• [What you will do]: Gather up all lines that carry the word "when".

Data records:
## start

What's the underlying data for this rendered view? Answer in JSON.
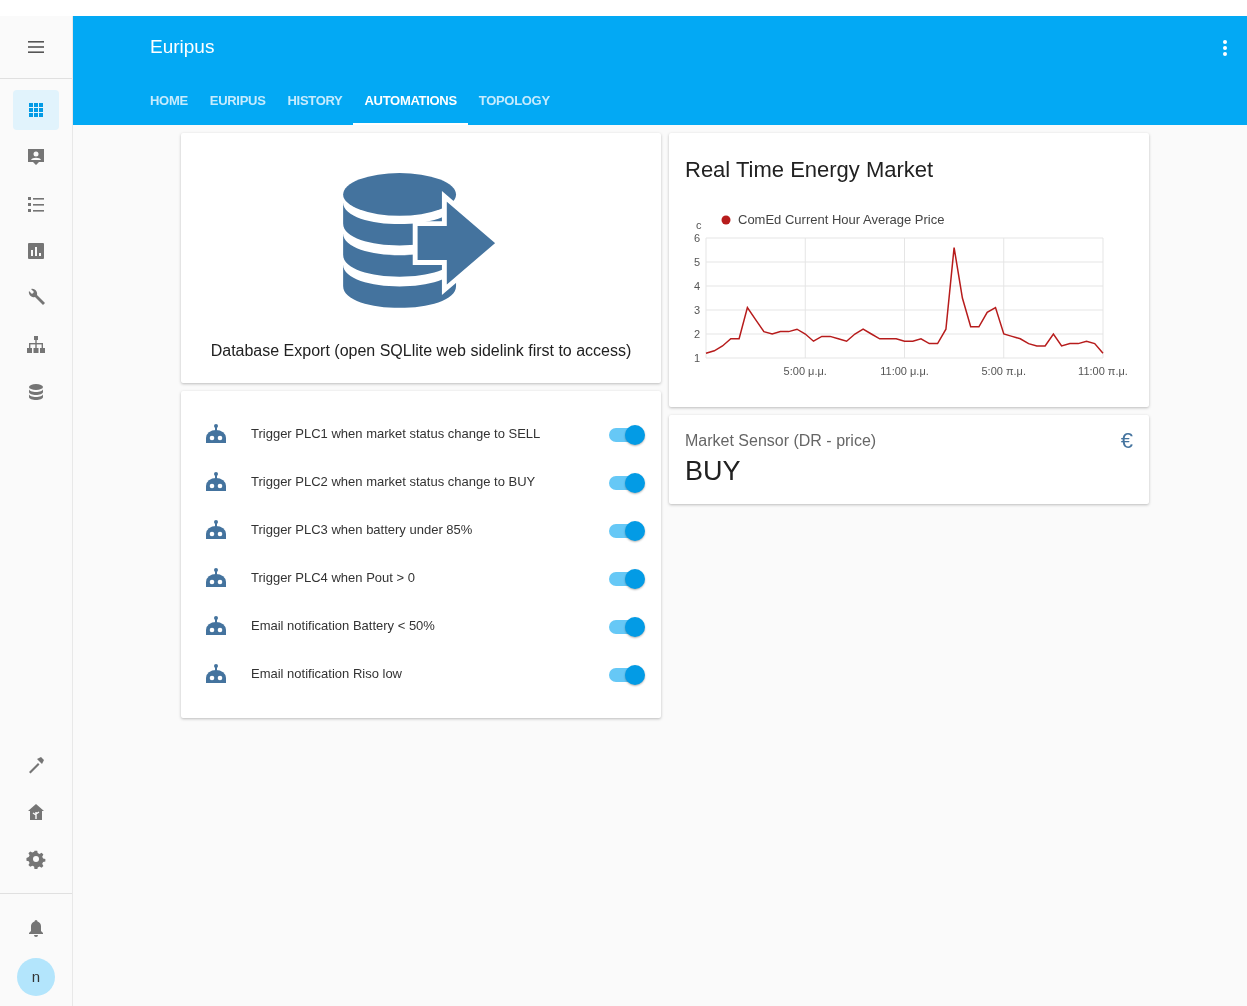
{
  "sidebar": {
    "items": [
      {
        "selected": true
      },
      {
        "selected": false
      },
      {
        "selected": false
      },
      {
        "selected": false
      },
      {
        "selected": false
      },
      {
        "selected": false
      },
      {
        "selected": false
      }
    ],
    "bottom_items": [
      {
        "selected": false
      },
      {
        "selected": false
      },
      {
        "selected": false
      }
    ],
    "avatar": "n"
  },
  "header": {
    "title": "Euripus",
    "tabs": [
      {
        "label": "HOME",
        "selected": false
      },
      {
        "label": "EURIPUS",
        "selected": false
      },
      {
        "label": "HISTORY",
        "selected": false
      },
      {
        "label": "AUTOMATIONS",
        "selected": true
      },
      {
        "label": "TOPOLOGY",
        "selected": false
      }
    ]
  },
  "database_card": {
    "caption": "Database Export (open SQLlite web sidelink first to access)"
  },
  "automations": [
    {
      "name": "Trigger PLC1 when market status change to SELL",
      "on": true
    },
    {
      "name": "Trigger PLC2 when market status change to BUY",
      "on": true
    },
    {
      "name": "Trigger PLC3 when battery under 85%",
      "on": true
    },
    {
      "name": "Trigger PLC4 when Pout > 0",
      "on": true
    },
    {
      "name": "Email notification Battery < 50%",
      "on": true
    },
    {
      "name": "Email notification Riso low",
      "on": true
    }
  ],
  "energy_card": {
    "title": "Real Time Energy Market",
    "chart_data": {
      "type": "line",
      "ylabel": "c",
      "categories": [
        null,
        null,
        null,
        null,
        null,
        null,
        null,
        null,
        null,
        null,
        null,
        null,
        "5:00 μ.μ.",
        null,
        null,
        null,
        null,
        null,
        null,
        null,
        null,
        null,
        null,
        null,
        "11:00 μ.μ.",
        null,
        null,
        null,
        null,
        null,
        null,
        null,
        null,
        null,
        null,
        null,
        "5:00 π.μ.",
        null,
        null,
        null,
        null,
        null,
        null,
        null,
        null,
        null,
        null,
        null,
        "11:00 π.μ."
      ],
      "series": [
        {
          "name": "ComEd Current Hour Average Price",
          "color": "#b71c1c",
          "values": [
            1.2,
            1.3,
            1.5,
            1.8,
            1.8,
            3.1,
            2.6,
            2.1,
            2.0,
            2.1,
            2.1,
            2.2,
            2.0,
            1.7,
            1.9,
            1.9,
            1.8,
            1.7,
            2.0,
            2.2,
            2.0,
            1.8,
            1.8,
            1.8,
            1.7,
            1.7,
            1.8,
            1.6,
            1.6,
            2.2,
            5.6,
            3.5,
            2.3,
            2.3,
            2.9,
            3.1,
            2.0,
            1.9,
            1.8,
            1.6,
            1.5,
            1.5,
            2.0,
            1.5,
            1.6,
            1.6,
            1.7,
            1.6,
            1.2
          ]
        }
      ],
      "ylim": [
        1,
        6
      ],
      "grid": true,
      "yticks": [
        1,
        2,
        3,
        4,
        5,
        6
      ]
    }
  },
  "sensor_card": {
    "label": "Market Sensor (DR - price)",
    "icon": "€",
    "state": "BUY"
  }
}
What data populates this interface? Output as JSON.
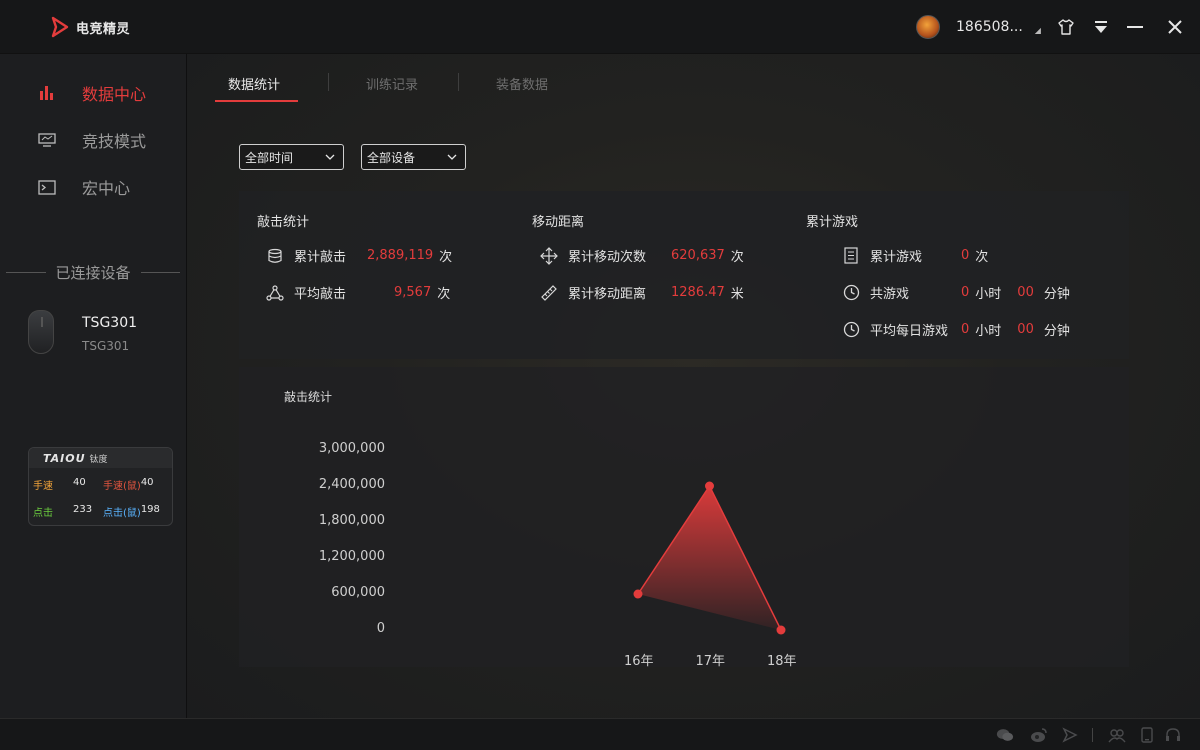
{
  "app": {
    "logo_text": "电竞精灵",
    "username": "186508...",
    "accent": "#e33c3c"
  },
  "titlebar": {
    "icons": [
      "skin-icon",
      "download-icon",
      "minimize-icon",
      "close-icon"
    ]
  },
  "sidebar": {
    "items": [
      {
        "label": "数据中心",
        "icon": "bar-chart-icon",
        "active": true
      },
      {
        "label": "竞技模式",
        "icon": "monitor-icon",
        "active": false
      },
      {
        "label": "宏中心",
        "icon": "terminal-icon",
        "active": false
      }
    ],
    "connected_title": "已连接设备",
    "device": {
      "name": "TSG301",
      "model": "TSG301"
    },
    "taiou": {
      "logo": "TAIOU",
      "brand_cn": "钛度",
      "hand_speed_label": "手速",
      "hand_speed": "40",
      "hand_speed_mouse_label": "手速(鼠)",
      "hand_speed_mouse": "40",
      "click_label": "点击",
      "click": "233",
      "click_mouse_label": "点击(鼠)",
      "click_mouse": "198"
    }
  },
  "tabs": [
    {
      "label": "数据统计",
      "active": true
    },
    {
      "label": "训练记录",
      "active": false
    },
    {
      "label": "装备数据",
      "active": false
    }
  ],
  "filters": {
    "time": "全部时间",
    "device": "全部设备"
  },
  "stats": {
    "clicks": {
      "title": "敲击统计",
      "total_label": "累计敲击",
      "total_value": "2,889,119",
      "total_unit": "次",
      "avg_label": "平均敲击",
      "avg_value": "9,567",
      "avg_unit": "次"
    },
    "movement": {
      "title": "移动距离",
      "count_label": "累计移动次数",
      "count_value": "620,637",
      "count_unit": "次",
      "distance_label": "累计移动距离",
      "distance_value": "1286.47",
      "distance_unit": "米"
    },
    "games": {
      "title": "累计游戏",
      "total_label": "累计游戏",
      "total_value": "0",
      "total_unit": "次",
      "time_label": "共游戏",
      "time_hours": "0",
      "time_hours_unit": "小时",
      "time_minutes": "00",
      "time_minutes_unit": "分钟",
      "daily_label": "平均每日游戏",
      "daily_hours": "0",
      "daily_hours_unit": "小时",
      "daily_minutes": "00",
      "daily_minutes_unit": "分钟"
    }
  },
  "chart_data": {
    "type": "area",
    "title": "敲击统计",
    "categories": [
      "16年",
      "17年",
      "18年"
    ],
    "values": [
      600000,
      2400000,
      0
    ],
    "yticks": [
      "3,000,000",
      "2,400,000",
      "1,800,000",
      "1,200,000",
      "600,000",
      "0"
    ],
    "ylim": [
      0,
      3000000
    ],
    "color": "#e33c3c"
  }
}
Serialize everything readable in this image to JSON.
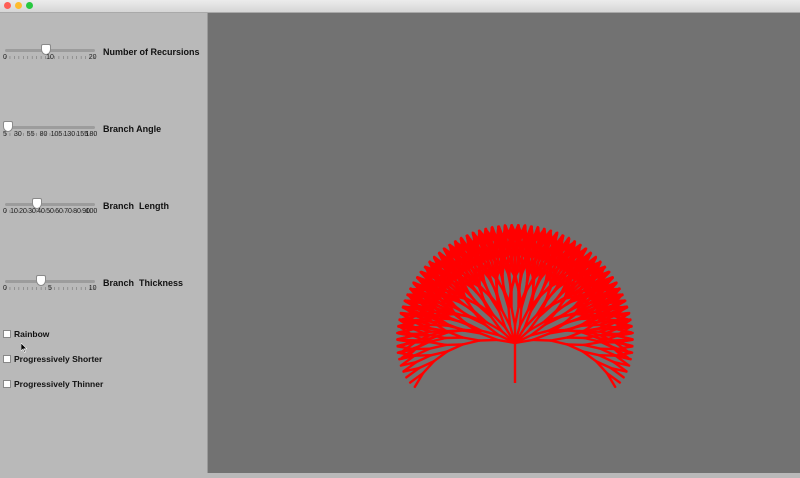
{
  "window": {
    "buttons": [
      {
        "name": "close",
        "color": "#fe5f57"
      },
      {
        "name": "minimize",
        "color": "#febc2e"
      },
      {
        "name": "zoom",
        "color": "#28c840"
      }
    ]
  },
  "controls": {
    "recursions": {
      "label": "Number of Recursions",
      "min": 0,
      "max": 20,
      "value": 9,
      "ticks": [
        "0",
        "10",
        "20"
      ]
    },
    "angle": {
      "label": "Branch Angle",
      "min": 5,
      "max": 180,
      "value": 10,
      "ticks": [
        "5",
        "30",
        "55",
        "80",
        "105",
        "130",
        "155",
        "180"
      ]
    },
    "length": {
      "label": "Branch  Length",
      "min": 0,
      "max": 100,
      "value": 35,
      "ticks": [
        "0",
        "10",
        "20",
        "30",
        "40",
        "50",
        "60",
        "70",
        "80",
        "90",
        "100"
      ]
    },
    "thickness": {
      "label": "Branch  Thickness",
      "min": 0,
      "max": 10,
      "value": 4,
      "ticks": [
        "0",
        "5",
        "10"
      ]
    }
  },
  "options": {
    "rainbow": {
      "label": "Rainbow",
      "checked": false
    },
    "shorter": {
      "label": "Progressively Shorter",
      "checked": false
    },
    "thinner": {
      "label": "Progressively Thinner",
      "checked": false
    }
  },
  "canvas": {
    "background": "#727272",
    "tree_color": "#ff0000"
  }
}
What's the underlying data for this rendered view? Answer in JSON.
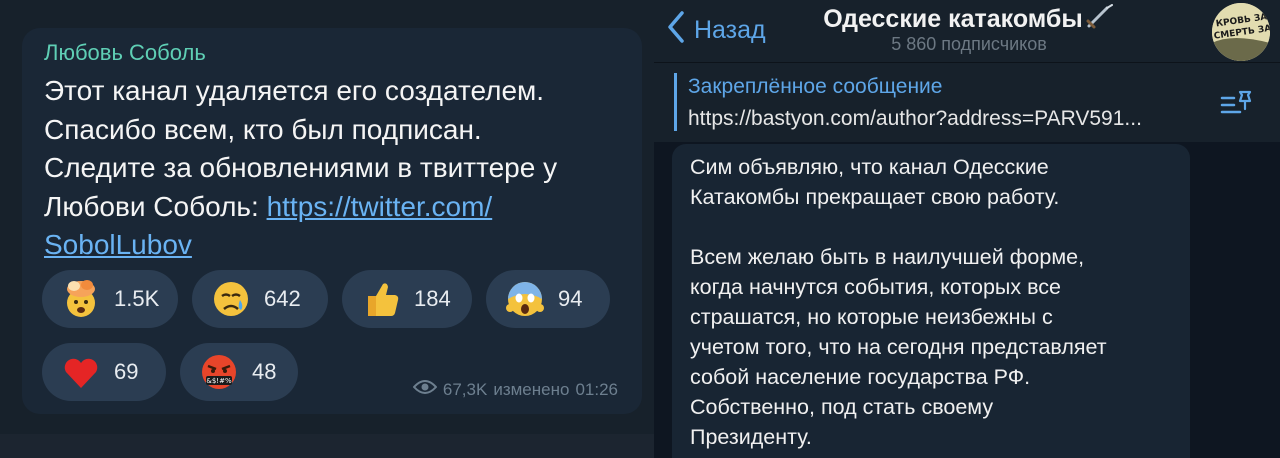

## end

• [Complete output]:
      "name": "Trigger PLC1 when market status change to SELL",
      "name": "Trigger PLC2 when market status change to BUY",
      "name": "Trigger PLC3 when battery under 85%",
      "name": "Trigger PLC4 when Pout > 0",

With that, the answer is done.